WHAT IS ASKED — Please find all lines in the data that hold the string "title" and copy them.

RECORDS SUPPLIED —
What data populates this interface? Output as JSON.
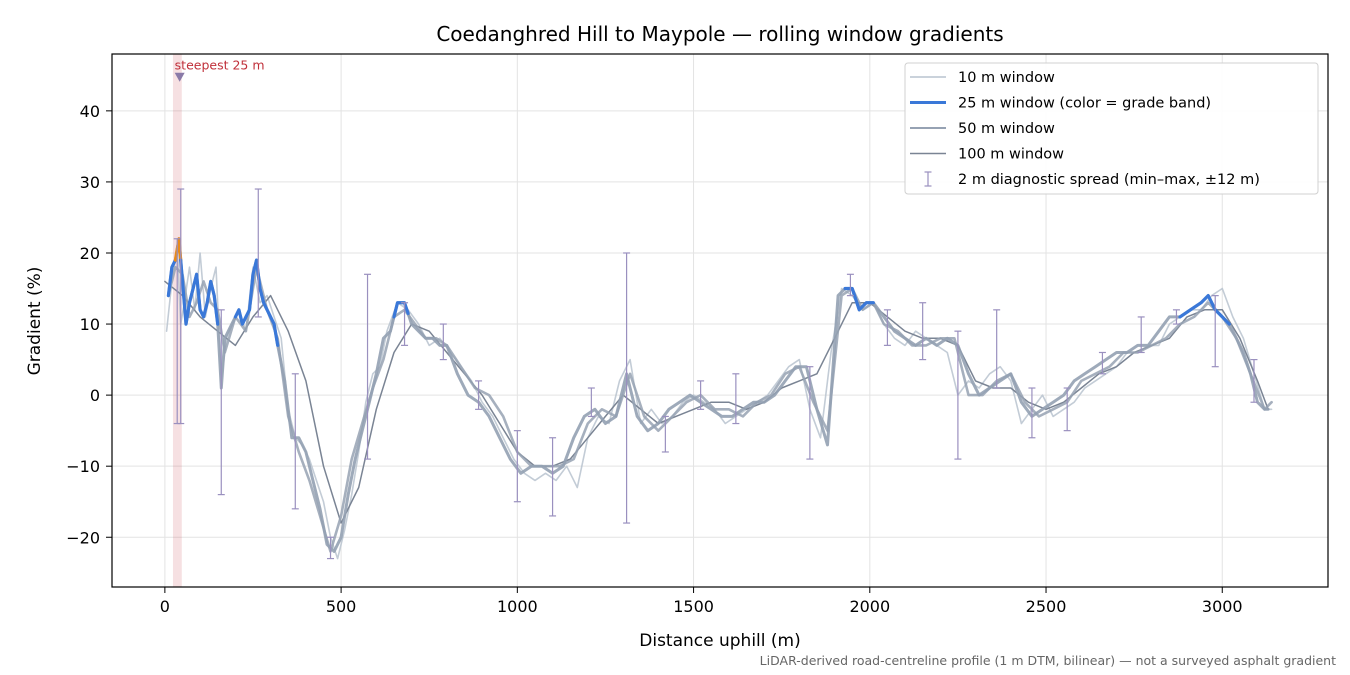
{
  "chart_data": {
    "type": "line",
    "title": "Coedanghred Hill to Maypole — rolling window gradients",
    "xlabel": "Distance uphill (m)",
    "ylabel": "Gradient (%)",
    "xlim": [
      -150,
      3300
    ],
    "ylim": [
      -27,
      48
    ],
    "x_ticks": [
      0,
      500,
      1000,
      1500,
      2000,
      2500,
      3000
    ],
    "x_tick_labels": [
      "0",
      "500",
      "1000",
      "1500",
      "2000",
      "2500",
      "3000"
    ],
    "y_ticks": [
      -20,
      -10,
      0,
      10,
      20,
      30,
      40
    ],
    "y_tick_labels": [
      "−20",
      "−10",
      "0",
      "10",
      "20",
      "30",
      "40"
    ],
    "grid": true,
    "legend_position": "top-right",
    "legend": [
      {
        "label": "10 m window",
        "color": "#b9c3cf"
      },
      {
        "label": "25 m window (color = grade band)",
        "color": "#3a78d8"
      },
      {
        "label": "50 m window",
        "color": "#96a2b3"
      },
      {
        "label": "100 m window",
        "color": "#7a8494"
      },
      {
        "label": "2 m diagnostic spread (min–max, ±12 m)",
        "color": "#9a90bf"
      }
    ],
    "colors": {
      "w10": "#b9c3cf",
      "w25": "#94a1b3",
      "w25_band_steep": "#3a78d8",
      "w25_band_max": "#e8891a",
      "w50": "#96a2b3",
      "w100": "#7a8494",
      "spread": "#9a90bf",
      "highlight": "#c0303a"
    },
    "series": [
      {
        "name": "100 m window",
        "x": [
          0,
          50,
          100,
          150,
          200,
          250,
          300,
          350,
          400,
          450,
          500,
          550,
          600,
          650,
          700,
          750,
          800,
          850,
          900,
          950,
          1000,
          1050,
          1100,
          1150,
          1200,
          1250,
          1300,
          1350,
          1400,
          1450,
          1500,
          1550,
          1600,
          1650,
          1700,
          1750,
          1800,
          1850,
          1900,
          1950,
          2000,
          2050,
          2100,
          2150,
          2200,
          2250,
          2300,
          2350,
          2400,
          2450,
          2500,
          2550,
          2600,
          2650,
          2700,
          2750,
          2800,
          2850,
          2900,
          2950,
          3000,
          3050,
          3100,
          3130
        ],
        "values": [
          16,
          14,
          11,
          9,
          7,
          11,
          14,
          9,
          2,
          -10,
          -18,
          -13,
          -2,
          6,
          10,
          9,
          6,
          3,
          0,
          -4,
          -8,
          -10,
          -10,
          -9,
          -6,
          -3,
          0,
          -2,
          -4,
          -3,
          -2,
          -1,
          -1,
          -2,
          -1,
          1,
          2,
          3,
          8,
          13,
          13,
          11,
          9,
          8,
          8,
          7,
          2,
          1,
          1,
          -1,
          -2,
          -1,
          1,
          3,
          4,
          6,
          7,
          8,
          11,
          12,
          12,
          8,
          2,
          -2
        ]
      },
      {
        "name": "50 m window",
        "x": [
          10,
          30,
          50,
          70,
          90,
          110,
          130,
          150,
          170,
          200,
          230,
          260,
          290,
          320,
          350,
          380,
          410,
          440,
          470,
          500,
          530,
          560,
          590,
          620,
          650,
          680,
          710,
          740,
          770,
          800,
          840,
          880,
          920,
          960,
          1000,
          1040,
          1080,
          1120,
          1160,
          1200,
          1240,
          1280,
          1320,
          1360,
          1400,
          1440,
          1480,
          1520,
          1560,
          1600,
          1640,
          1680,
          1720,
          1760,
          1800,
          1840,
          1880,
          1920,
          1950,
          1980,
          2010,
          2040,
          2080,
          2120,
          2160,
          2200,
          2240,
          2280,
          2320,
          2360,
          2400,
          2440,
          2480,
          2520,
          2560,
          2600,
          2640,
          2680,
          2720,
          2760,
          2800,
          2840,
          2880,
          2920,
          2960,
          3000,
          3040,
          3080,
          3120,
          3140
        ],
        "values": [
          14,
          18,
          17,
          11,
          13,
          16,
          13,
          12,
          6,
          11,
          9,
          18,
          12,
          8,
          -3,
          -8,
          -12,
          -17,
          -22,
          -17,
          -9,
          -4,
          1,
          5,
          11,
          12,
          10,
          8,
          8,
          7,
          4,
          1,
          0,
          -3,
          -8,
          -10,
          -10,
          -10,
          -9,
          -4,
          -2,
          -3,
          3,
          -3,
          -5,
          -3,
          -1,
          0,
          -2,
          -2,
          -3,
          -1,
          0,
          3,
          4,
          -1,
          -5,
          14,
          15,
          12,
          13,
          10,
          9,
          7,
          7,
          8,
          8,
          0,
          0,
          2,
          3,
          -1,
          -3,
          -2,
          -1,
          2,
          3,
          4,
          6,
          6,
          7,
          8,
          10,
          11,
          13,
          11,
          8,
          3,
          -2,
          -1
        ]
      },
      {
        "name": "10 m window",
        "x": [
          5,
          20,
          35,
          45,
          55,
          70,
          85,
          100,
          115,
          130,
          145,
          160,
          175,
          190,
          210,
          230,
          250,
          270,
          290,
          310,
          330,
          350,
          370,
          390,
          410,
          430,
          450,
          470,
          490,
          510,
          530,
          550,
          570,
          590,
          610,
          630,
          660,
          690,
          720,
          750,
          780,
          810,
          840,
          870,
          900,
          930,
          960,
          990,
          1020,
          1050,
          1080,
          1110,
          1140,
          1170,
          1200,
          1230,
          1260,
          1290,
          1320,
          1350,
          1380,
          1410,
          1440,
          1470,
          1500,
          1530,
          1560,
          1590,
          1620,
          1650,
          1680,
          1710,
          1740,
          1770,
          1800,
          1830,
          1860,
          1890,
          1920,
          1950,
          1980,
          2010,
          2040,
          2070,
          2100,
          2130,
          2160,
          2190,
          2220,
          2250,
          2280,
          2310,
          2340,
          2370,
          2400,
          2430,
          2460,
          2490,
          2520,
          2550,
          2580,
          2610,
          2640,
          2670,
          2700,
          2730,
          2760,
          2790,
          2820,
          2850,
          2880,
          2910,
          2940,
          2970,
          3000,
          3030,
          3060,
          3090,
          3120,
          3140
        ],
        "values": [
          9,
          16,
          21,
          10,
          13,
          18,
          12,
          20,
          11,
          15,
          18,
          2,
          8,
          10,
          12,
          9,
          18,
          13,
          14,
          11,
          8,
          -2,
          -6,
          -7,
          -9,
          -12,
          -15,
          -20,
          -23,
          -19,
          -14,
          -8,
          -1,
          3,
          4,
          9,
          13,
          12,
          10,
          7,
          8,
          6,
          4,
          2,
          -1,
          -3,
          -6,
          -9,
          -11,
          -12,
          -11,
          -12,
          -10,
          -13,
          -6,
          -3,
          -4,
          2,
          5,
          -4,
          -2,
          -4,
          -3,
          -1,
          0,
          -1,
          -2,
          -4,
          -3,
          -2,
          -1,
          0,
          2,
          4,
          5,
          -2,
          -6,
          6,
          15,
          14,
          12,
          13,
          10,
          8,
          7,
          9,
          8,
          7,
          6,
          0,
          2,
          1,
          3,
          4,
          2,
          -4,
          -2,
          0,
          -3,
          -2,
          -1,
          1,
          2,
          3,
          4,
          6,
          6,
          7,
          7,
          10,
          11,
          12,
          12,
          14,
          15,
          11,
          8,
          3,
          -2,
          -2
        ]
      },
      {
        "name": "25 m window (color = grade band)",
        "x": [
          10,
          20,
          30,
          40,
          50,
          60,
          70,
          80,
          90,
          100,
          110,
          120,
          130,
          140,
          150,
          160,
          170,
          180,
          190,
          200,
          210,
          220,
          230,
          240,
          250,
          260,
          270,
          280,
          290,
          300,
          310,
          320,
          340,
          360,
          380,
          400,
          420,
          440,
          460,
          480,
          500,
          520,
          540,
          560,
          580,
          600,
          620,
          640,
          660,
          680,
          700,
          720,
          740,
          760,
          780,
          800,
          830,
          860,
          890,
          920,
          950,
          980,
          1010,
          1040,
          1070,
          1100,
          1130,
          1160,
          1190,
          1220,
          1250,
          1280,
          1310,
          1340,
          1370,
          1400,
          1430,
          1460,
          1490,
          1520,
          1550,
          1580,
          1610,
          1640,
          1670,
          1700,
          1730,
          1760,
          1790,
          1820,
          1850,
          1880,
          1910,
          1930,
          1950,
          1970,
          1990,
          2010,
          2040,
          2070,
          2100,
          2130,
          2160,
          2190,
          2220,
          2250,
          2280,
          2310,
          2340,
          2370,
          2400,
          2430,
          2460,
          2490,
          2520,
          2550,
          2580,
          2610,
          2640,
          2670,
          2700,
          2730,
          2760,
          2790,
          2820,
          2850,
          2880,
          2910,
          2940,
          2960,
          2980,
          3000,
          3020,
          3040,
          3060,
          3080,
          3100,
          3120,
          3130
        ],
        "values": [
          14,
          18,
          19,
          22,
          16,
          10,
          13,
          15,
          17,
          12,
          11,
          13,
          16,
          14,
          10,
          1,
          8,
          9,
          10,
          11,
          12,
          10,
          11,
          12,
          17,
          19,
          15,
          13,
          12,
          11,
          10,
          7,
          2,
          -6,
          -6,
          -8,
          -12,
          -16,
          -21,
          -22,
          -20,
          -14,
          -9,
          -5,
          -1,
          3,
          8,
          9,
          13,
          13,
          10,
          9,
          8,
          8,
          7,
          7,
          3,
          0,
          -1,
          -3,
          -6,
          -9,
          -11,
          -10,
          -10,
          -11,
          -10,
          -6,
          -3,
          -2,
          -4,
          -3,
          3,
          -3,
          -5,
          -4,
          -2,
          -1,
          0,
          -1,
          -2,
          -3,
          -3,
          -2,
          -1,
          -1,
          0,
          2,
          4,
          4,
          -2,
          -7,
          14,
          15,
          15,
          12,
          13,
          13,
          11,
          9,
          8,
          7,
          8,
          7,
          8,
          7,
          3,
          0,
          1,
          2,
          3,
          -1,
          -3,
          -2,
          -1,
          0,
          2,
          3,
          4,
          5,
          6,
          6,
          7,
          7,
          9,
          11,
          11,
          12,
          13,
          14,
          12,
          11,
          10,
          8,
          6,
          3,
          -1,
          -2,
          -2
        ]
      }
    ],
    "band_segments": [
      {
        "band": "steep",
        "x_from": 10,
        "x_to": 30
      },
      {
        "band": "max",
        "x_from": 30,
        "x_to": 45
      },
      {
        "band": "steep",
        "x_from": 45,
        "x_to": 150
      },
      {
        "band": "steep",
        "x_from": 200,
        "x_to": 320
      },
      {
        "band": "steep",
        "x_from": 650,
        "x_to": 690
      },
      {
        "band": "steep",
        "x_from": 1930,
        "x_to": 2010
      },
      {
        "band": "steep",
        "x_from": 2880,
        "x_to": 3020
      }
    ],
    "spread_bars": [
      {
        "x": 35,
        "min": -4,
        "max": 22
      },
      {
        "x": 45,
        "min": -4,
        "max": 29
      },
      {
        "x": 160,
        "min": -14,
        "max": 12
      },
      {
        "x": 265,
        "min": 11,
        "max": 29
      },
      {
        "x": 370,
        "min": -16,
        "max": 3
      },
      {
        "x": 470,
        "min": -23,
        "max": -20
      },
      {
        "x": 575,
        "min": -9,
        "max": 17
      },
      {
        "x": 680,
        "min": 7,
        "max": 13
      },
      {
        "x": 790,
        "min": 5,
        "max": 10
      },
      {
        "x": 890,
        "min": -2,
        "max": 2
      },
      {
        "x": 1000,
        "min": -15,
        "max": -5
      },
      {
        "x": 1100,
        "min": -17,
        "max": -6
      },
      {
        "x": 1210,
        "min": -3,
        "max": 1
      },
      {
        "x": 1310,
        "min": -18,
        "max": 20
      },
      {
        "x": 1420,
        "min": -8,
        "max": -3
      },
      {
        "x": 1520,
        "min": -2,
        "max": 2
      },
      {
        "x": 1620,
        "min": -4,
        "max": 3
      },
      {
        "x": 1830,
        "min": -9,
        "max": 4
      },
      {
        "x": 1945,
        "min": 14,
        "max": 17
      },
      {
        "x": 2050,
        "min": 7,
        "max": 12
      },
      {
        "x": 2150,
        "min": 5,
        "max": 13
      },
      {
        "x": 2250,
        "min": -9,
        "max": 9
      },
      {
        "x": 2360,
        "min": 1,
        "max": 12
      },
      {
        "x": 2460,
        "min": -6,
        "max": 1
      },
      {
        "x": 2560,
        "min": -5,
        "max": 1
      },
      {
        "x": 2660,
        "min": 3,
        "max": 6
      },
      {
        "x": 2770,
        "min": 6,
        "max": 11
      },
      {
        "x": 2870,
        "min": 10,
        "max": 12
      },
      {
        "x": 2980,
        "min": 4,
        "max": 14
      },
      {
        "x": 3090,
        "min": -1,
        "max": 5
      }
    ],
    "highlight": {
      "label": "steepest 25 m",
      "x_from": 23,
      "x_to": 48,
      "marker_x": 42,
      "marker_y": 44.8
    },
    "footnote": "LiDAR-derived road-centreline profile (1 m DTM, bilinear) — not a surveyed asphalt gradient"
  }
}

==

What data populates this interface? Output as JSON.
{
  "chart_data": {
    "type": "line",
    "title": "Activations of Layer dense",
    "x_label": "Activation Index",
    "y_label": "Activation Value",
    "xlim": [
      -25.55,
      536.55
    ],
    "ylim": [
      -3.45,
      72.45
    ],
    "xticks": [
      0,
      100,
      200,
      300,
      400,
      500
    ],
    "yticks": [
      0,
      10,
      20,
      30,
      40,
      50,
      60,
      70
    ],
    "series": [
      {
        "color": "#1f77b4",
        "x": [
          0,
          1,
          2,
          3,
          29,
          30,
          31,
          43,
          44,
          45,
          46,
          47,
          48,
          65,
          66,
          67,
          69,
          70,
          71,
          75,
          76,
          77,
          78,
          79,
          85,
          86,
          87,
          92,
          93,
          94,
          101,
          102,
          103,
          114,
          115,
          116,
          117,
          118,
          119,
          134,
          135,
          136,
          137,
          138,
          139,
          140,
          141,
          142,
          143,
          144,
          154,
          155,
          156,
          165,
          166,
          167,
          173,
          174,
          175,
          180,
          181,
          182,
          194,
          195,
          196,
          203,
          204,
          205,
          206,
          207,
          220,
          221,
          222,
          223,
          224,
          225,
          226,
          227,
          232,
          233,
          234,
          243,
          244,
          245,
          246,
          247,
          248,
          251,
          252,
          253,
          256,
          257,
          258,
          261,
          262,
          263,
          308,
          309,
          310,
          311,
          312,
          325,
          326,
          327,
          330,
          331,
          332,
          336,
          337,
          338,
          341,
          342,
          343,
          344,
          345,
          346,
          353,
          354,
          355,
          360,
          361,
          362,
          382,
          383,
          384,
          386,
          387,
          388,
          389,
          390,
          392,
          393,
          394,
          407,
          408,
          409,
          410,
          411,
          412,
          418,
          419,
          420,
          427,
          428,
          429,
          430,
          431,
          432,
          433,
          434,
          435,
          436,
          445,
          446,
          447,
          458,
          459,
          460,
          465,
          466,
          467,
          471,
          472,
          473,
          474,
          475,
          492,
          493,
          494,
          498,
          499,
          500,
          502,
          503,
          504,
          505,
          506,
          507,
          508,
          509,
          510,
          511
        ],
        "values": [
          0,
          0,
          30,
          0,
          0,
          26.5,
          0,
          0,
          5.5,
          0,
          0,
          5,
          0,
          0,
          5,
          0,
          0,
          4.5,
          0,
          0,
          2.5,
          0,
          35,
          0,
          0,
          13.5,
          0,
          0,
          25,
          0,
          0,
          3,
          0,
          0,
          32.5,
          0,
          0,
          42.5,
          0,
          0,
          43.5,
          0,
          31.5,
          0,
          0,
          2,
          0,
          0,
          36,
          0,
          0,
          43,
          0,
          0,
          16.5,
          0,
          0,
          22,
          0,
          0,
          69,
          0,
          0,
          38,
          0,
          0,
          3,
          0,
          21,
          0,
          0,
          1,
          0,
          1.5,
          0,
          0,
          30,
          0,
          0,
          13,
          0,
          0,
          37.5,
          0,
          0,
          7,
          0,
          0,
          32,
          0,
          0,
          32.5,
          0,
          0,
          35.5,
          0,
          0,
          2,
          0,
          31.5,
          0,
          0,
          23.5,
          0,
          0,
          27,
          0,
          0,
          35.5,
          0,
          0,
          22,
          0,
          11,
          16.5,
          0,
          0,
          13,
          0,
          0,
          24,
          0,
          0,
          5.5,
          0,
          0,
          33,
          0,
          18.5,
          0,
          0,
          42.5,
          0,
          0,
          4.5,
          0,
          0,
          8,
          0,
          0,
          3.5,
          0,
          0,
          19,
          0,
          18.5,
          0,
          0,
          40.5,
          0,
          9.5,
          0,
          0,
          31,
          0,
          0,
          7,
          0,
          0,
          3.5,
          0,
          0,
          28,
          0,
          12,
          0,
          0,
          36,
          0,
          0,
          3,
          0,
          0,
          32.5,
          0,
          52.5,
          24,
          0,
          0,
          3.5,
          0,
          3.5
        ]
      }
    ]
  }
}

RESPONSE FOR THIS EXERCISE —
    "title": "Coedanghred Hill to Maypole — rolling window gradients",
    "title": "Activations of Layer dense",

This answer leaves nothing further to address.